> _EXERCISE DETAILS_:
Reproduce the entries exactly.

────────────────────────────────────────

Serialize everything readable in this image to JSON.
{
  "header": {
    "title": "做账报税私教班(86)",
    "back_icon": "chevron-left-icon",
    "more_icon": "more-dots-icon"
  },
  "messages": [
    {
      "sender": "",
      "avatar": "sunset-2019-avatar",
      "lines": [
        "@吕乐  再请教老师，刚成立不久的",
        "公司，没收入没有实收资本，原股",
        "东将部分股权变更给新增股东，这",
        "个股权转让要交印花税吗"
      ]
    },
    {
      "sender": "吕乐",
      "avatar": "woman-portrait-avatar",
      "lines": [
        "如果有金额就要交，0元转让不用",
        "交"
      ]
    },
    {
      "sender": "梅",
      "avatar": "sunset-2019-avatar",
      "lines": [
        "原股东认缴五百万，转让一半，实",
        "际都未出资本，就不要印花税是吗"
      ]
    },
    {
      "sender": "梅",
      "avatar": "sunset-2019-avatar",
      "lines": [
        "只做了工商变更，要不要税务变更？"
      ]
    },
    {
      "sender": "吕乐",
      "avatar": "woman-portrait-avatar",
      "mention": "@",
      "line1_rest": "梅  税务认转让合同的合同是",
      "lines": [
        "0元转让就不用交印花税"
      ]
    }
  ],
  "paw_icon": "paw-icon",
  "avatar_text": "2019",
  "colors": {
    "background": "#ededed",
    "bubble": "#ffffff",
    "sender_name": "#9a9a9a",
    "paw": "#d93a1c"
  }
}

────────────────────────────────────────

> _RESULT OF THE TASK_:
Serialize everything readable in this image to JSON.
{
  "header": {
    "title": "做账报税私教班(86)",
    "back_icon": "chevron-left-icon",
    "more_icon": "more-dots-icon"
  },
  "messages": [
    {
      "sender": "",
      "avatar": "sunset-2019-avatar",
      "lines": [
        "@吕乐  再请教老师，刚成立不久的",
        "公司，没收入没有实收资本，原股",
        "东将部分股权变更给新增股东，这",
        "个股权转让要交印花税吗"
      ]
    },
    {
      "sender": "吕乐",
      "avatar": "woman-portrait-avatar",
      "lines": [
        "如果有金额就要交，0元转让不用",
        "交"
      ]
    },
    {
      "sender": "梅",
      "avatar": "sunset-2019-avatar",
      "lines": [
        "原股东认缴五百万，转让一半，实",
        "际都未出资本，就不要印花税是吗"
      ]
    },
    {
      "sender": "梅",
      "avatar": "sunset-2019-avatar",
      "lines": [
        "只做了工商变更，要不要税务变更？"
      ]
    },
    {
      "sender": "吕乐",
      "avatar": "woman-portrait-avatar",
      "mention": "@",
      "line1_rest": "梅  税务认转让合同的合同是",
      "lines": [
        "0元转让就不用交印花税"
      ]
    }
  ],
  "paw_icon": "paw-icon",
  "avatar_text": "2019",
  "colors": {
    "background": "#ededed",
    "bubble": "#ffffff",
    "sender_name": "#9a9a9a",
    "paw": "#d93a1c"
  }
}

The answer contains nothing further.